## Written request
Copy out all of the data below with no alterations.

══ Data entries

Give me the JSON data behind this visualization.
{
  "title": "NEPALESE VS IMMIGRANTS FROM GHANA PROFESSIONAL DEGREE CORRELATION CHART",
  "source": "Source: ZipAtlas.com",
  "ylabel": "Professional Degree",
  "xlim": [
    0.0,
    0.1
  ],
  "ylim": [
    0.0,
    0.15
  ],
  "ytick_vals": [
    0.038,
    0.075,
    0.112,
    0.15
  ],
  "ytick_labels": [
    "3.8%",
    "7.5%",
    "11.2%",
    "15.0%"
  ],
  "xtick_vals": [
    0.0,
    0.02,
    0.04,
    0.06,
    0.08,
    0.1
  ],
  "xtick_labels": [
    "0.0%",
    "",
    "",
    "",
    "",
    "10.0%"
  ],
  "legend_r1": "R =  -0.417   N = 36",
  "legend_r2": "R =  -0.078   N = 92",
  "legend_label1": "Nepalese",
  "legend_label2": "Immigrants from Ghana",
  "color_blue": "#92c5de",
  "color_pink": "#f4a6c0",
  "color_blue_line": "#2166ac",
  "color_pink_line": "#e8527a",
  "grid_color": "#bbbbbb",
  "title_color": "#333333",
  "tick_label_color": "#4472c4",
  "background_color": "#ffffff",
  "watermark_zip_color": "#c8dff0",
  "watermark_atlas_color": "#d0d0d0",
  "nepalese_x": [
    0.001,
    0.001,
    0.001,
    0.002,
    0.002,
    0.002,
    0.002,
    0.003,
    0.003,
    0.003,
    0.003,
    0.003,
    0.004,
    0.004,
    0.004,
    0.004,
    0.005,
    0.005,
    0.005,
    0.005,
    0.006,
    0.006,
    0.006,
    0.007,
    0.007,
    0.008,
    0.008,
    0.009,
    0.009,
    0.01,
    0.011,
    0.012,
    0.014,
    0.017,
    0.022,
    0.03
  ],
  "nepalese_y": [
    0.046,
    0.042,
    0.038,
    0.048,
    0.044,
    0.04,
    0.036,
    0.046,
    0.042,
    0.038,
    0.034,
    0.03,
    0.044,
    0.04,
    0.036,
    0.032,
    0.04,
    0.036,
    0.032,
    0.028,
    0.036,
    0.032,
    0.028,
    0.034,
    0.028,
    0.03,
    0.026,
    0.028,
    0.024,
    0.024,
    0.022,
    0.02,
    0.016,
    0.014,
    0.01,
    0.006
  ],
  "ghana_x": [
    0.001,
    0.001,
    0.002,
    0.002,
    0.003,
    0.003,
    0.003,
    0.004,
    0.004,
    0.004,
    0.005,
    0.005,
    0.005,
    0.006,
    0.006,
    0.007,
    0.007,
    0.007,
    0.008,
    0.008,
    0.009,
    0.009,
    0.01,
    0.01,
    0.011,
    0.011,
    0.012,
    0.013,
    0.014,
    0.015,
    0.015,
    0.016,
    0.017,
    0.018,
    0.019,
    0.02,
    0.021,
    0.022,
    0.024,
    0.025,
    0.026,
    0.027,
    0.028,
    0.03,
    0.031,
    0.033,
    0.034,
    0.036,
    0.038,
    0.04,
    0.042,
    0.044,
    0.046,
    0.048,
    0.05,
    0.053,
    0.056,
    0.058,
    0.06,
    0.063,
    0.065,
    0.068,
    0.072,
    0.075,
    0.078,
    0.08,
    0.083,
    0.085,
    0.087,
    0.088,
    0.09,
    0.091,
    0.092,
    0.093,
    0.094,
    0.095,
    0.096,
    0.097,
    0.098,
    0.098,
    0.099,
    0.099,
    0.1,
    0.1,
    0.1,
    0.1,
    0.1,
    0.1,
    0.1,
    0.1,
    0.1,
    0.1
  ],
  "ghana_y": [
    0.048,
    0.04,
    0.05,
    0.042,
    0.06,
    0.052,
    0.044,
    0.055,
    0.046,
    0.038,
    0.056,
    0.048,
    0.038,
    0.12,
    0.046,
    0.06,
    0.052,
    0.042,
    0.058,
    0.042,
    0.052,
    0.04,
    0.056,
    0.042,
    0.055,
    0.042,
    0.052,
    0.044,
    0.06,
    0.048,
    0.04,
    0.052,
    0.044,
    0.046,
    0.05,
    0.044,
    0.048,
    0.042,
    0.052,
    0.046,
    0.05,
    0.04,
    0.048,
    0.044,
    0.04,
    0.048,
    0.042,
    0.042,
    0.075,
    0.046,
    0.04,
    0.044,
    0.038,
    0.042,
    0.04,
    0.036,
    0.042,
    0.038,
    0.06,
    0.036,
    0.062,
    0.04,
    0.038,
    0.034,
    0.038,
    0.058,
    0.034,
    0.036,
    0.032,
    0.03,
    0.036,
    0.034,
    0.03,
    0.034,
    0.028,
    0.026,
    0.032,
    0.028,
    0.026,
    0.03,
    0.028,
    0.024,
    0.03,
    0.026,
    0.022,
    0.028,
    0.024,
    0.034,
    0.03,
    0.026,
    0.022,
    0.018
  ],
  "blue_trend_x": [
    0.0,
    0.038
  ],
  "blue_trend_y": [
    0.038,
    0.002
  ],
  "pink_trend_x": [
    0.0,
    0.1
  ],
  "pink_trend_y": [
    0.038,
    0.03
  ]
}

════

## Response
Give me the JSON data behind this visualization.
{
  "title": "NEPALESE VS IMMIGRANTS FROM GHANA PROFESSIONAL DEGREE CORRELATION CHART",
  "source": "Source: ZipAtlas.com",
  "ylabel": "Professional Degree",
  "xlim": [
    0.0,
    0.1
  ],
  "ylim": [
    0.0,
    0.15
  ],
  "ytick_vals": [
    0.038,
    0.075,
    0.112,
    0.15
  ],
  "ytick_labels": [
    "3.8%",
    "7.5%",
    "11.2%",
    "15.0%"
  ],
  "xtick_vals": [
    0.0,
    0.02,
    0.04,
    0.06,
    0.08,
    0.1
  ],
  "xtick_labels": [
    "0.0%",
    "",
    "",
    "",
    "",
    "10.0%"
  ],
  "legend_r1": "R =  -0.417   N = 36",
  "legend_r2": "R =  -0.078   N = 92",
  "legend_label1": "Nepalese",
  "legend_label2": "Immigrants from Ghana",
  "color_blue": "#92c5de",
  "color_pink": "#f4a6c0",
  "color_blue_line": "#2166ac",
  "color_pink_line": "#e8527a",
  "grid_color": "#bbbbbb",
  "title_color": "#333333",
  "tick_label_color": "#4472c4",
  "background_color": "#ffffff",
  "watermark_zip_color": "#c8dff0",
  "watermark_atlas_color": "#d0d0d0",
  "nepalese_x": [
    0.001,
    0.001,
    0.001,
    0.002,
    0.002,
    0.002,
    0.002,
    0.003,
    0.003,
    0.003,
    0.003,
    0.003,
    0.004,
    0.004,
    0.004,
    0.004,
    0.005,
    0.005,
    0.005,
    0.005,
    0.006,
    0.006,
    0.006,
    0.007,
    0.007,
    0.008,
    0.008,
    0.009,
    0.009,
    0.01,
    0.011,
    0.012,
    0.014,
    0.017,
    0.022,
    0.03
  ],
  "nepalese_y": [
    0.046,
    0.042,
    0.038,
    0.048,
    0.044,
    0.04,
    0.036,
    0.046,
    0.042,
    0.038,
    0.034,
    0.03,
    0.044,
    0.04,
    0.036,
    0.032,
    0.04,
    0.036,
    0.032,
    0.028,
    0.036,
    0.032,
    0.028,
    0.034,
    0.028,
    0.03,
    0.026,
    0.028,
    0.024,
    0.024,
    0.022,
    0.02,
    0.016,
    0.014,
    0.01,
    0.006
  ],
  "ghana_x": [
    0.001,
    0.001,
    0.002,
    0.002,
    0.003,
    0.003,
    0.003,
    0.004,
    0.004,
    0.004,
    0.005,
    0.005,
    0.005,
    0.006,
    0.006,
    0.007,
    0.007,
    0.007,
    0.008,
    0.008,
    0.009,
    0.009,
    0.01,
    0.01,
    0.011,
    0.011,
    0.012,
    0.013,
    0.014,
    0.015,
    0.015,
    0.016,
    0.017,
    0.018,
    0.019,
    0.02,
    0.021,
    0.022,
    0.024,
    0.025,
    0.026,
    0.027,
    0.028,
    0.03,
    0.031,
    0.033,
    0.034,
    0.036,
    0.038,
    0.04,
    0.042,
    0.044,
    0.046,
    0.048,
    0.05,
    0.053,
    0.056,
    0.058,
    0.06,
    0.063,
    0.065,
    0.068,
    0.072,
    0.075,
    0.078,
    0.08,
    0.083,
    0.085,
    0.087,
    0.088,
    0.09,
    0.091,
    0.092,
    0.093,
    0.094,
    0.095,
    0.096,
    0.097,
    0.098,
    0.098,
    0.099,
    0.099,
    0.1,
    0.1,
    0.1,
    0.1,
    0.1,
    0.1,
    0.1,
    0.1,
    0.1,
    0.1
  ],
  "ghana_y": [
    0.048,
    0.04,
    0.05,
    0.042,
    0.06,
    0.052,
    0.044,
    0.055,
    0.046,
    0.038,
    0.056,
    0.048,
    0.038,
    0.12,
    0.046,
    0.06,
    0.052,
    0.042,
    0.058,
    0.042,
    0.052,
    0.04,
    0.056,
    0.042,
    0.055,
    0.042,
    0.052,
    0.044,
    0.06,
    0.048,
    0.04,
    0.052,
    0.044,
    0.046,
    0.05,
    0.044,
    0.048,
    0.042,
    0.052,
    0.046,
    0.05,
    0.04,
    0.048,
    0.044,
    0.04,
    0.048,
    0.042,
    0.042,
    0.075,
    0.046,
    0.04,
    0.044,
    0.038,
    0.042,
    0.04,
    0.036,
    0.042,
    0.038,
    0.06,
    0.036,
    0.062,
    0.04,
    0.038,
    0.034,
    0.038,
    0.058,
    0.034,
    0.036,
    0.032,
    0.03,
    0.036,
    0.034,
    0.03,
    0.034,
    0.028,
    0.026,
    0.032,
    0.028,
    0.026,
    0.03,
    0.028,
    0.024,
    0.03,
    0.026,
    0.022,
    0.028,
    0.024,
    0.034,
    0.03,
    0.026,
    0.022,
    0.018
  ],
  "blue_trend_x": [
    0.0,
    0.038
  ],
  "blue_trend_y": [
    0.038,
    0.002
  ],
  "pink_trend_x": [
    0.0,
    0.1
  ],
  "pink_trend_y": [
    0.038,
    0.03
  ]
}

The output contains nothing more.